> _PROBLEM STATEMENT_
Go through the listing beneath this task and return every line that carries the string "color".

Records from a data source:

§ §

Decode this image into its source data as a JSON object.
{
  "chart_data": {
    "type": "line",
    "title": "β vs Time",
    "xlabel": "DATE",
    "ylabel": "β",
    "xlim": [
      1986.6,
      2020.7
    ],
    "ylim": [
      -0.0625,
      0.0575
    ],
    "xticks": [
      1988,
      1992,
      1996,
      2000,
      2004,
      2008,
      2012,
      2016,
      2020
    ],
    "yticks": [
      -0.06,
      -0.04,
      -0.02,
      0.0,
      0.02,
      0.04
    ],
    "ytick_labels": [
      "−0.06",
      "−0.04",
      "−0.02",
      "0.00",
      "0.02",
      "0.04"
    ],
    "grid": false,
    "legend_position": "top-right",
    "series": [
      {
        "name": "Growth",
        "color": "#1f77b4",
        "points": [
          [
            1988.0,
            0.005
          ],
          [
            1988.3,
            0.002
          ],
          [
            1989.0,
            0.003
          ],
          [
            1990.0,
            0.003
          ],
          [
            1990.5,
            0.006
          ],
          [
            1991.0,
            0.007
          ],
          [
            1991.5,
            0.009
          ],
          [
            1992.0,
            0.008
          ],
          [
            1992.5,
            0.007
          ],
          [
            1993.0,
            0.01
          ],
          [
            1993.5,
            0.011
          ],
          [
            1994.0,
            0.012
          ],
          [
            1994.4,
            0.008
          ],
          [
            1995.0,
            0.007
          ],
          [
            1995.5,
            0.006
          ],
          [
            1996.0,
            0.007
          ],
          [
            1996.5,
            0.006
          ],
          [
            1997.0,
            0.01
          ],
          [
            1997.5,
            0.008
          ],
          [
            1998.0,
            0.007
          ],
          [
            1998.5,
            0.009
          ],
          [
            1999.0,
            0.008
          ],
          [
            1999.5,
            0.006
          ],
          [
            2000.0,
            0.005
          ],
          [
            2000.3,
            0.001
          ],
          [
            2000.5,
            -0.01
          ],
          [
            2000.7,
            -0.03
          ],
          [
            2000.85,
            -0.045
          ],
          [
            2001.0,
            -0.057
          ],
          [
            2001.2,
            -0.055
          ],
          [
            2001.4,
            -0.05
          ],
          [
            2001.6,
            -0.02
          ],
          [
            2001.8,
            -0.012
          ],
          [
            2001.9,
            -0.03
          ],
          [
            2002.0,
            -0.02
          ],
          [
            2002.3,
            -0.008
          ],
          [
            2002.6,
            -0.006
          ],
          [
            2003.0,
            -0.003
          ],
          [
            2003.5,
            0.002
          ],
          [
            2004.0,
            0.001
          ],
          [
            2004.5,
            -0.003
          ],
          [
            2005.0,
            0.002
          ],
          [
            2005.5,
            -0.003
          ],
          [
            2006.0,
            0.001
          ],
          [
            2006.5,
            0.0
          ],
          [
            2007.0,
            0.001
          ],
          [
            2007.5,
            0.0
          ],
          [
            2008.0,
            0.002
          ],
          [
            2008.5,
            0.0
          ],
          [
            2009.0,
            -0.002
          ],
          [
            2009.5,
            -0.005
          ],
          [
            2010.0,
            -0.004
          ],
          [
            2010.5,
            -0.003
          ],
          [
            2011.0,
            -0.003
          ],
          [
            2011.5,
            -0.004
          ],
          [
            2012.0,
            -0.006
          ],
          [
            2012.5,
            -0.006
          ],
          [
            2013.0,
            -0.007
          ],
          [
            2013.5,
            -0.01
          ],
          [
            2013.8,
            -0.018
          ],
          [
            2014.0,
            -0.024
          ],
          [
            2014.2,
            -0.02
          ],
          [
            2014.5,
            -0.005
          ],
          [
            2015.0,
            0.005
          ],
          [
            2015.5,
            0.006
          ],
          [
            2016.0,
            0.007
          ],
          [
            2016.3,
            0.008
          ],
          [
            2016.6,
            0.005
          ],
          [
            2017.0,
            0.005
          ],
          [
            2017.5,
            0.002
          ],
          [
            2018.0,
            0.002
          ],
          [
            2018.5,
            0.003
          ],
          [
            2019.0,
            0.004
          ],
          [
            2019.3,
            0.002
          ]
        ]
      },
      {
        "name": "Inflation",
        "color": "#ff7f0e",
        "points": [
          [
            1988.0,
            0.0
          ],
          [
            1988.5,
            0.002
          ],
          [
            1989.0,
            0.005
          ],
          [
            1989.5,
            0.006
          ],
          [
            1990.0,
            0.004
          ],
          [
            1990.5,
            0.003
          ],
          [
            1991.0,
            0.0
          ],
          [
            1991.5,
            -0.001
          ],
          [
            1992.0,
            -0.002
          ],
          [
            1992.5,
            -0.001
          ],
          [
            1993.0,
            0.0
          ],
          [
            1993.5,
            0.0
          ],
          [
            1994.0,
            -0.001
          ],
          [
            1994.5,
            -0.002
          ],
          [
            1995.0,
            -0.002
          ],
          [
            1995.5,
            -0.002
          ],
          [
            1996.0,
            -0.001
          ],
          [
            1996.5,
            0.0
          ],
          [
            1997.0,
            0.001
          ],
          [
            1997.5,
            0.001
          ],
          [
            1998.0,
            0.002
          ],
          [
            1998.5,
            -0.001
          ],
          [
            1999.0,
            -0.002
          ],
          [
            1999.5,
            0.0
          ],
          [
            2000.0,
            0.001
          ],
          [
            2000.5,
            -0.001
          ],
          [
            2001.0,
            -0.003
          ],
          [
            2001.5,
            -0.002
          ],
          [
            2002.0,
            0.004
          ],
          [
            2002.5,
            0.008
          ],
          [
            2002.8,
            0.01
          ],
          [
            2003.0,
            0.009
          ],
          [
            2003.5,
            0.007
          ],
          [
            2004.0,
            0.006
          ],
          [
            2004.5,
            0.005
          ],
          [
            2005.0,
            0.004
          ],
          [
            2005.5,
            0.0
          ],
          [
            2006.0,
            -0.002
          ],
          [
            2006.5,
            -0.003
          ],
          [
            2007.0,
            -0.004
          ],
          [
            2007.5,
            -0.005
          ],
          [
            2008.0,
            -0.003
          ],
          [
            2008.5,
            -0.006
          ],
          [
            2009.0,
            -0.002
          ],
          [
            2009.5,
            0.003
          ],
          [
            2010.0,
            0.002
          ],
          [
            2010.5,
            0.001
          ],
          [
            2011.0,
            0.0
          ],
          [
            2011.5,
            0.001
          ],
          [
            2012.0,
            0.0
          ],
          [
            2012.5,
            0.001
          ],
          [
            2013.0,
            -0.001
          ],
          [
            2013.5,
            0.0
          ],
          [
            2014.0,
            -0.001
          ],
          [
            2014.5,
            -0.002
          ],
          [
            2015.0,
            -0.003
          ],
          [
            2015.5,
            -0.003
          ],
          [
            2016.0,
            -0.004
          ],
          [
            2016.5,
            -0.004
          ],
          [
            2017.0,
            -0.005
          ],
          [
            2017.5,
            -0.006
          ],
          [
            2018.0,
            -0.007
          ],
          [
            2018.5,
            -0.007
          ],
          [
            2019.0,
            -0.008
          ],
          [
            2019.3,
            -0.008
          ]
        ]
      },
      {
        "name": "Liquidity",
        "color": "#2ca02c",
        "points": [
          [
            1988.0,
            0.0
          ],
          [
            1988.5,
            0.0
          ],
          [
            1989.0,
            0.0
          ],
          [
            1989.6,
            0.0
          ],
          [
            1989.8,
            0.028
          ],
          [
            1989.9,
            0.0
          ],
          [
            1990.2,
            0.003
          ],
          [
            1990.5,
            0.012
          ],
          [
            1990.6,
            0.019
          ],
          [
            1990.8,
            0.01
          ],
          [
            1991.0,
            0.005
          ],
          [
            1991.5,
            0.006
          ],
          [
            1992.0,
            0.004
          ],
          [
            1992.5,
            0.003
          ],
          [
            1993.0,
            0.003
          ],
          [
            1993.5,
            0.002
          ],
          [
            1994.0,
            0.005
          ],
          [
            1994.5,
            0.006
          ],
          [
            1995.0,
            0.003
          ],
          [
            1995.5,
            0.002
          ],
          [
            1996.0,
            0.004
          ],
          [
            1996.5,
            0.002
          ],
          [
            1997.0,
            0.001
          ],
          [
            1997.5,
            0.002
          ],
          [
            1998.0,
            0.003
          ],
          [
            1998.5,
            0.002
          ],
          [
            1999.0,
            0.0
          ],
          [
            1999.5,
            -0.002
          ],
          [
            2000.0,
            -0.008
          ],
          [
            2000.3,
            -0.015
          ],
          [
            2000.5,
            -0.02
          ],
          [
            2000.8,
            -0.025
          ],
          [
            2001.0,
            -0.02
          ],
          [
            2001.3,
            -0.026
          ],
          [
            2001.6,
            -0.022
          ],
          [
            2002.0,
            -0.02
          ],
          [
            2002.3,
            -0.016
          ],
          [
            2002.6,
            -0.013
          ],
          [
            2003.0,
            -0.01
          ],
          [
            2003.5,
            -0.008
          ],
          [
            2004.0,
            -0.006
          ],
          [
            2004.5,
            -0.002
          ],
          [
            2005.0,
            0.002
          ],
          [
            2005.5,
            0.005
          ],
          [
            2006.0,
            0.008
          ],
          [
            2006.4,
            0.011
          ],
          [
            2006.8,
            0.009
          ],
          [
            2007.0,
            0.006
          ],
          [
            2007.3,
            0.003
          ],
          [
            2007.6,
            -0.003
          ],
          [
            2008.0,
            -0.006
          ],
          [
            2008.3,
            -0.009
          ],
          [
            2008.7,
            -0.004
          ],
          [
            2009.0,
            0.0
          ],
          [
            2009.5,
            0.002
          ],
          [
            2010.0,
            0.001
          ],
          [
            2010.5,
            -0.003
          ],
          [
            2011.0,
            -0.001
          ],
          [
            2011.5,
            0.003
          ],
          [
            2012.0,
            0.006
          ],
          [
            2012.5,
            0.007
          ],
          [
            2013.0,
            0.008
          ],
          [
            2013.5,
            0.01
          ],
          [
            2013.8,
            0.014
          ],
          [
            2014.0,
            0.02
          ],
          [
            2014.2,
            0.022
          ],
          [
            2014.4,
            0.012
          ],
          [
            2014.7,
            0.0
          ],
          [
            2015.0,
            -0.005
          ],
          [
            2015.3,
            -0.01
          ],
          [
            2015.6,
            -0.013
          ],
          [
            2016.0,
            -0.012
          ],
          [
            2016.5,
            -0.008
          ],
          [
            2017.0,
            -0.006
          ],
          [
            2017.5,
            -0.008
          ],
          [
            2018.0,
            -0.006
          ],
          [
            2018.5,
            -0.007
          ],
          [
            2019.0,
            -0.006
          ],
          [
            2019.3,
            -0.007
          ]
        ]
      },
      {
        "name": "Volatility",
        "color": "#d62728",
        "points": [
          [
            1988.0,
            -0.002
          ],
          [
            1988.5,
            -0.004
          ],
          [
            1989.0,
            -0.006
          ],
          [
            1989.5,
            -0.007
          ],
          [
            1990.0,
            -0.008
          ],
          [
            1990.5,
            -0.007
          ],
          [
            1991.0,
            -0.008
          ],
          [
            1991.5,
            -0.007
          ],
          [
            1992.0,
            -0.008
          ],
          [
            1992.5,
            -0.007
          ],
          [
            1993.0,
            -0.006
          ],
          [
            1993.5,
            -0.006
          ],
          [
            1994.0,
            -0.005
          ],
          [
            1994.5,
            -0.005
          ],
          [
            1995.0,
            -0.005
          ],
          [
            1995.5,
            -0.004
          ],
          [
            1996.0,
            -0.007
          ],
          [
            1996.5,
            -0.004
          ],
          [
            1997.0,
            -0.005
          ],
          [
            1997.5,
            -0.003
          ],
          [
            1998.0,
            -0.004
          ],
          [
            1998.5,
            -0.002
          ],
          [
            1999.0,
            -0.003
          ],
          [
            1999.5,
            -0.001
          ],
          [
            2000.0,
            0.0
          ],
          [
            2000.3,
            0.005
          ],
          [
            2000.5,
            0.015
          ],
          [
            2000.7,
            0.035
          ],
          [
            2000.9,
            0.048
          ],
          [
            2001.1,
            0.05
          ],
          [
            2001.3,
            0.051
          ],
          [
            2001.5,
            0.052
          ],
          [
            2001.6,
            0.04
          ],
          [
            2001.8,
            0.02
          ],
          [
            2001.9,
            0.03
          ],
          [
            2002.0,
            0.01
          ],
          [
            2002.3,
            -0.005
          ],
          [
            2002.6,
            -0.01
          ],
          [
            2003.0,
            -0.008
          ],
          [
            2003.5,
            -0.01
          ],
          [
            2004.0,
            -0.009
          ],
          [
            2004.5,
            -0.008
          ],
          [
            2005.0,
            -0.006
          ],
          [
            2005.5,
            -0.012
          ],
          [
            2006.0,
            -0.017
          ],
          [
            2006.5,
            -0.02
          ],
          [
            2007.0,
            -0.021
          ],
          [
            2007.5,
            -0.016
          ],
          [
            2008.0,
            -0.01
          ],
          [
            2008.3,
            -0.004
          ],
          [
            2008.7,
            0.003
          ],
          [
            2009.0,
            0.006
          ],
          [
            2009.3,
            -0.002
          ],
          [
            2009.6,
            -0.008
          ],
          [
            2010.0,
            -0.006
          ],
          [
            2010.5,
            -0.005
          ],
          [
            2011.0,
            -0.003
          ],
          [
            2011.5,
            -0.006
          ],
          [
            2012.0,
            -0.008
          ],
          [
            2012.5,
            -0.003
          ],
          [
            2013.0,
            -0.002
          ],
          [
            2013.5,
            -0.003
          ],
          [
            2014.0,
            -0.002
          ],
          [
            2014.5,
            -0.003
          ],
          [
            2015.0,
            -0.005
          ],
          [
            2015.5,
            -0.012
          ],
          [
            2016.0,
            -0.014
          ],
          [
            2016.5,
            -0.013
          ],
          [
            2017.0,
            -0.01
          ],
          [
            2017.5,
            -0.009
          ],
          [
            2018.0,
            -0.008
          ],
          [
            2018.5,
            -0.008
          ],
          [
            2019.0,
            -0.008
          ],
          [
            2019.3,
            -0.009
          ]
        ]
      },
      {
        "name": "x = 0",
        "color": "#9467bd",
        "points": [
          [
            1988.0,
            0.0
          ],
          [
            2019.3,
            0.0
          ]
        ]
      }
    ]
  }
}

§ §

> _SOLUTION TO THE EXERCISE_
        "color": "#1f77b4",
        "color": "#ff7f0e",
        "color": "#2ca02c",
        "color": "#d62728",
        "color": "#9467bd",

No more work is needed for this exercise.